__WHAT THE TASK ASKS__. Retype all entries exactly as they stand, excluding pictures.

__DATASET RECORDS__.
──────────
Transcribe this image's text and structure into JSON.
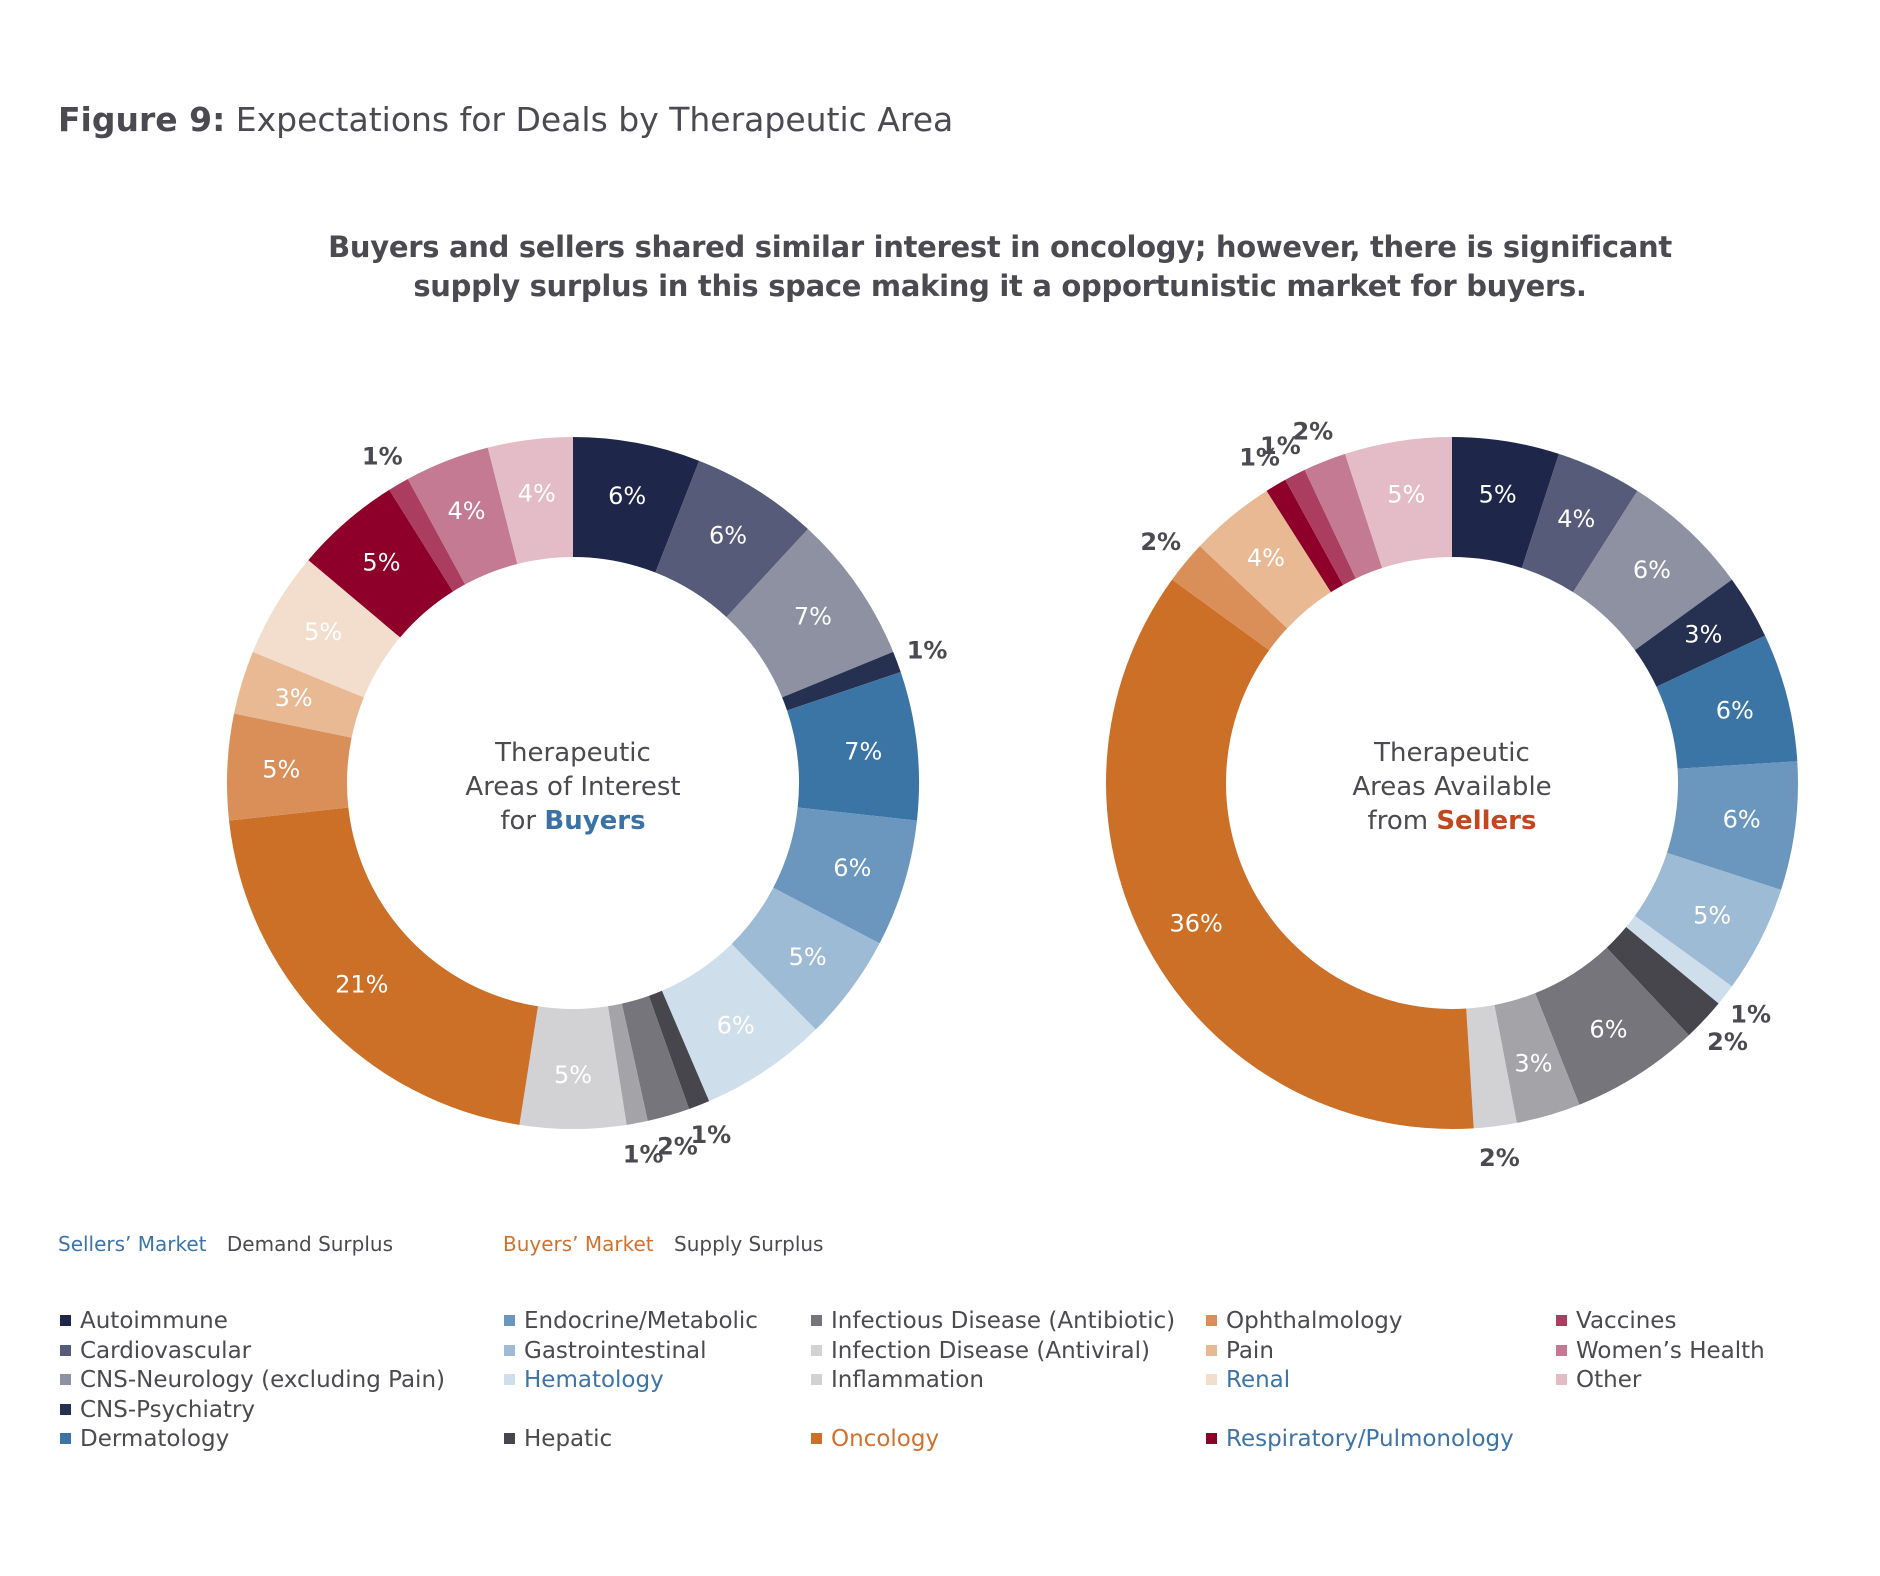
{
  "figure": {
    "label": "Figure 9:",
    "title": "Expectations for Deals by Therapeutic Area"
  },
  "subtitle_lines": [
    "Buyers and sellers shared similar interest in oncology; however, there is significant",
    "supply surplus in this space making it a opportunistic market for buyers."
  ],
  "market_key": {
    "sellers_label": "Sellers’ Market",
    "sellers_desc": "Demand Surplus",
    "buyers_label": "Buyers’ Market",
    "buyers_desc": "Supply Surplus",
    "sellers_color": "#3d74a8",
    "buyers_color": "#d0722e"
  },
  "chart_data": [
    {
      "type": "pie",
      "subtype": "donut",
      "title": "Therapeutic Areas of Interest for Buyers",
      "center_lines": [
        "Therapeutic",
        "Areas of Interest",
        "for "
      ],
      "center_emphasis": "Buyers",
      "center_emphasis_color": "#3a72a6",
      "categories": [
        "Autoimmune",
        "Cardiovascular",
        "CNS-Neurology (excluding Pain)",
        "CNS-Psychiatry",
        "Dermatology",
        "Endocrine/Metabolic",
        "Gastrointestinal",
        "Hematology",
        "Hepatic",
        "Infectious Disease (Antibiotic)",
        "Infection Disease (Antiviral)",
        "Inflammation",
        "Oncology",
        "Ophthalmology",
        "Pain",
        "Renal",
        "Respiratory/Pulmonology",
        "Vaccines",
        "Women’s Health",
        "Other"
      ],
      "values": [
        6,
        6,
        7,
        1,
        7,
        6,
        5,
        6,
        1,
        2,
        1,
        5,
        21,
        5,
        3,
        5,
        5,
        1,
        4,
        4
      ],
      "labels": [
        "6%",
        "6%",
        "7%",
        "1%",
        "7%",
        "6%",
        "5%",
        "6%",
        "1%",
        "2%",
        "1%",
        "5%",
        "21%",
        "5%",
        "3%",
        "5%",
        "5%",
        "1%",
        "4%",
        "4%"
      ],
      "outside_labels": [
        3,
        8,
        9,
        10,
        17
      ]
    },
    {
      "type": "pie",
      "subtype": "donut",
      "title": "Therapeutic Areas Available from Sellers",
      "center_lines": [
        "Therapeutic",
        "Areas Available",
        "from "
      ],
      "center_emphasis": "Sellers",
      "center_emphasis_color": "#c2461e",
      "categories": [
        "Autoimmune",
        "Cardiovascular",
        "CNS-Neurology (excluding Pain)",
        "CNS-Psychiatry",
        "Dermatology",
        "Endocrine/Metabolic",
        "Gastrointestinal",
        "Hematology",
        "Hepatic",
        "Infectious Disease (Antibiotic)",
        "Infection Disease (Antiviral)",
        "Inflammation",
        "Oncology",
        "Ophthalmology",
        "Pain",
        "Renal",
        "Respiratory/Pulmonology",
        "Vaccines",
        "Women’s Health",
        "Other"
      ],
      "values": [
        5,
        4,
        6,
        3,
        6,
        6,
        5,
        1,
        2,
        6,
        3,
        2,
        36,
        2,
        4,
        0,
        1,
        1,
        2,
        5
      ],
      "labels": [
        "5%",
        "4%",
        "6%",
        "3%",
        "6%",
        "6%",
        "5%",
        "1%",
        "2%",
        "6%",
        "3%",
        "2%",
        "36%",
        "2%",
        "4%",
        "",
        "1%",
        "1%",
        "2%",
        "5%"
      ],
      "outside_labels": [
        7,
        8,
        11,
        13,
        16,
        17,
        18
      ]
    }
  ],
  "colors": [
    "#1e2749",
    "#555b78",
    "#8e91a2",
    "#263152",
    "#3a75a6",
    "#6b97bf",
    "#9ebbd5",
    "#cfdeeb",
    "#47464d",
    "#75757b",
    "#a3a3a8",
    "#d2d2d4",
    "#cc6f27",
    "#db8f58",
    "#e8b993",
    "#f3ddcc",
    "#8e0029",
    "#ab3d61",
    "#c57a93",
    "#e3bcc8"
  ],
  "legend": [
    {
      "label": "Autoimmune",
      "color": "#1e2749",
      "text_color": "#4a4a50"
    },
    {
      "label": "Cardiovascular",
      "color": "#555b78",
      "text_color": "#4a4a50"
    },
    {
      "label": "CNS-Neurology (excluding Pain)",
      "color": "#8e91a2",
      "text_color": "#4a4a50"
    },
    {
      "label": "CNS-Psychiatry",
      "color": "#263152",
      "text_color": "#4a4a50"
    },
    {
      "label": "Dermatology",
      "color": "#3a75a6",
      "text_color": "#4a4a50"
    },
    {
      "label": "Endocrine/Metabolic",
      "color": "#6b97bf",
      "text_color": "#4a4a50"
    },
    {
      "label": "Gastrointestinal",
      "color": "#9ebbd5",
      "text_color": "#4a4a50"
    },
    {
      "label": "Hematology",
      "color": "#cfdeeb",
      "text_color": "#3d74a8"
    },
    {
      "label": "Hepatic",
      "color": "#47464d",
      "text_color": "#4a4a50"
    },
    {
      "label": "Infectious Disease (Antibiotic)",
      "color": "#75757b",
      "text_color": "#4a4a50"
    },
    {
      "label": "Infection Disease (Antiviral)",
      "color": "#d2d2d4",
      "text_color": "#4a4a50"
    },
    {
      "label": "Inflammation",
      "color": "#d2d2d4",
      "text_color": "#4a4a50"
    },
    {
      "label": "Oncology",
      "color": "#cc6f27",
      "text_color": "#d0722e"
    },
    {
      "label": "Ophthalmology",
      "color": "#db8f58",
      "text_color": "#4a4a50"
    },
    {
      "label": "Pain",
      "color": "#e8b993",
      "text_color": "#4a4a50"
    },
    {
      "label": "Renal",
      "color": "#f3ddcc",
      "text_color": "#3d74a8"
    },
    {
      "label": "Respiratory/Pulmonology",
      "color": "#8e0029",
      "text_color": "#3d74a8"
    },
    {
      "label": "Vaccines",
      "color": "#ab3d61",
      "text_color": "#4a4a50"
    },
    {
      "label": "Women’s Health",
      "color": "#c57a93",
      "text_color": "#4a4a50"
    },
    {
      "label": "Other",
      "color": "#e3bcc8",
      "text_color": "#4a4a50"
    }
  ]
}
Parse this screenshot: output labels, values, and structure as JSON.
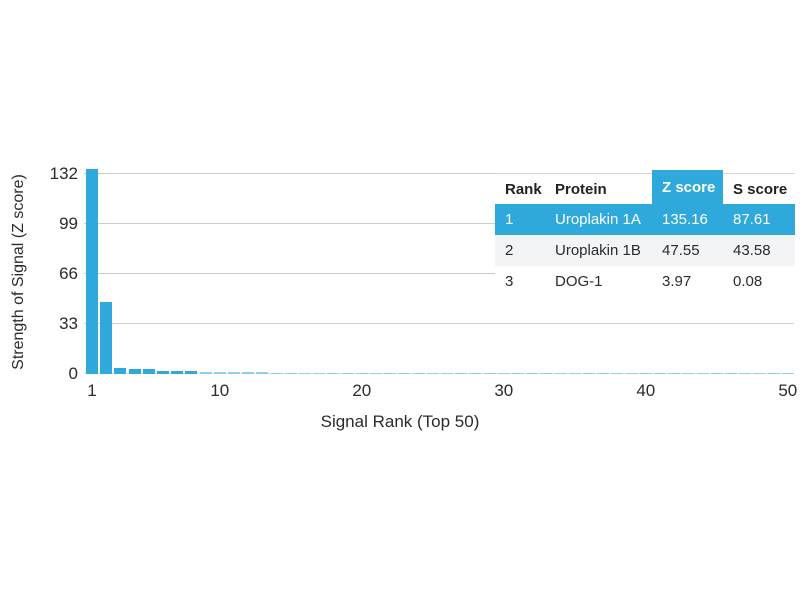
──────────
__TASK RESULT__.
Transcribe this image's text and structure into JSON.
{
  "figure": {
    "label": "Figure 9:",
    "title": "Expectations for Deals by Therapeutic Area"
  },
  "subtitle_lines": [
    "Buyers and sellers shared similar interest in oncology; however, there is significant",
    "supply surplus in this space making it a opportunistic market for buyers."
  ],
  "market_key": {
    "sellers_label": "Sellers’ Market",
    "sellers_desc": "Demand Surplus",
    "buyers_label": "Buyers’ Market",
    "buyers_desc": "Supply Surplus",
    "sellers_color": "#3d74a8",
    "buyers_color": "#d0722e"
  },
  "chart_data": [
    {
      "type": "pie",
      "subtype": "donut",
      "title": "Therapeutic Areas of Interest for Buyers",
      "center_lines": [
        "Therapeutic",
        "Areas of Interest",
        "for "
      ],
      "center_emphasis": "Buyers",
      "center_emphasis_color": "#3a72a6",
      "categories": [
        "Autoimmune",
        "Cardiovascular",
        "CNS-Neurology (excluding Pain)",
        "CNS-Psychiatry",
        "Dermatology",
        "Endocrine/Metabolic",
        "Gastrointestinal",
        "Hematology",
        "Hepatic",
        "Infectious Disease (Antibiotic)",
        "Infection Disease (Antiviral)",
        "Inflammation",
        "Oncology",
        "Ophthalmology",
        "Pain",
        "Renal",
        "Respiratory/Pulmonology",
        "Vaccines",
        "Women’s Health",
        "Other"
      ],
      "values": [
        6,
        6,
        7,
        1,
        7,
        6,
        5,
        6,
        1,
        2,
        1,
        5,
        21,
        5,
        3,
        5,
        5,
        1,
        4,
        4
      ],
      "labels": [
        "6%",
        "6%",
        "7%",
        "1%",
        "7%",
        "6%",
        "5%",
        "6%",
        "1%",
        "2%",
        "1%",
        "5%",
        "21%",
        "5%",
        "3%",
        "5%",
        "5%",
        "1%",
        "4%",
        "4%"
      ],
      "outside_labels": [
        3,
        8,
        9,
        10,
        17
      ]
    },
    {
      "type": "pie",
      "subtype": "donut",
      "title": "Therapeutic Areas Available from Sellers",
      "center_lines": [
        "Therapeutic",
        "Areas Available",
        "from "
      ],
      "center_emphasis": "Sellers",
      "center_emphasis_color": "#c2461e",
      "categories": [
        "Autoimmune",
        "Cardiovascular",
        "CNS-Neurology (excluding Pain)",
        "CNS-Psychiatry",
        "Dermatology",
        "Endocrine/Metabolic",
        "Gastrointestinal",
        "Hematology",
        "Hepatic",
        "Infectious Disease (Antibiotic)",
        "Infection Disease (Antiviral)",
        "Inflammation",
        "Oncology",
        "Ophthalmology",
        "Pain",
        "Renal",
        "Respiratory/Pulmonology",
        "Vaccines",
        "Women’s Health",
        "Other"
      ],
      "values": [
        5,
        4,
        6,
        3,
        6,
        6,
        5,
        1,
        2,
        6,
        3,
        2,
        36,
        2,
        4,
        0,
        1,
        1,
        2,
        5
      ],
      "labels": [
        "5%",
        "4%",
        "6%",
        "3%",
        "6%",
        "6%",
        "5%",
        "1%",
        "2%",
        "6%",
        "3%",
        "2%",
        "36%",
        "2%",
        "4%",
        "",
        "1%",
        "1%",
        "2%",
        "5%"
      ],
      "outside_labels": [
        7,
        8,
        11,
        13,
        16,
        17,
        18
      ]
    }
  ],
  "colors": [
    "#1e2749",
    "#555b78",
    "#8e91a2",
    "#263152",
    "#3a75a6",
    "#6b97bf",
    "#9ebbd5",
    "#cfdeeb",
    "#47464d",
    "#75757b",
    "#a3a3a8",
    "#d2d2d4",
    "#cc6f27",
    "#db8f58",
    "#e8b993",
    "#f3ddcc",
    "#8e0029",
    "#ab3d61",
    "#c57a93",
    "#e3bcc8"
  ],
  "legend": [
    {
      "label": "Autoimmune",
      "color": "#1e2749",
      "text_color": "#4a4a50"
    },
    {
      "label": "Cardiovascular",
      "color": "#555b78",
      "text_color": "#4a4a50"
    },
    {
      "label": "CNS-Neurology (excluding Pain)",
      "color": "#8e91a2",
      "text_color": "#4a4a50"
    },
    {
      "label": "CNS-Psychiatry",
      "color": "#263152",
      "text_color": "#4a4a50"
    },
    {
      "label": "Dermatology",
      "color": "#3a75a6",
      "text_color": "#4a4a50"
    },
    {
      "label": "Endocrine/Metabolic",
      "color": "#6b97bf",
      "text_color": "#4a4a50"
    },
    {
      "label": "Gastrointestinal",
      "color": "#9ebbd5",
      "text_color": "#4a4a50"
    },
    {
      "label": "Hematology",
      "color": "#cfdeeb",
      "text_color": "#3d74a8"
    },
    {
      "label": "Hepatic",
      "color": "#47464d",
      "text_color": "#4a4a50"
    },
    {
      "label": "Infectious Disease (Antibiotic)",
      "color": "#75757b",
      "text_color": "#4a4a50"
    },
    {
      "label": "Infection Disease (Antiviral)",
      "color": "#d2d2d4",
      "text_color": "#4a4a50"
    },
    {
      "label": "Inflammation",
      "color": "#d2d2d4",
      "text_color": "#4a4a50"
    },
    {
      "label": "Oncology",
      "color": "#cc6f27",
      "text_color": "#d0722e"
    },
    {
      "label": "Ophthalmology",
      "color": "#db8f58",
      "text_color": "#4a4a50"
    },
    {
      "label": "Pain",
      "color": "#e8b993",
      "text_color": "#4a4a50"
    },
    {
      "label": "Renal",
      "color": "#f3ddcc",
      "text_color": "#3d74a8"
    },
    {
      "label": "Respiratory/Pulmonology",
      "color": "#8e0029",
      "text_color": "#3d74a8"
    },
    {
      "label": "Vaccines",
      "color": "#ab3d61",
      "text_color": "#4a4a50"
    },
    {
      "label": "Women’s Health",
      "color": "#c57a93",
      "text_color": "#4a4a50"
    },
    {
      "label": "Other",
      "color": "#e3bcc8",
      "text_color": "#4a4a50"
    }
  ]
}
Parse this screenshot: output labels, values, and structure as JSON.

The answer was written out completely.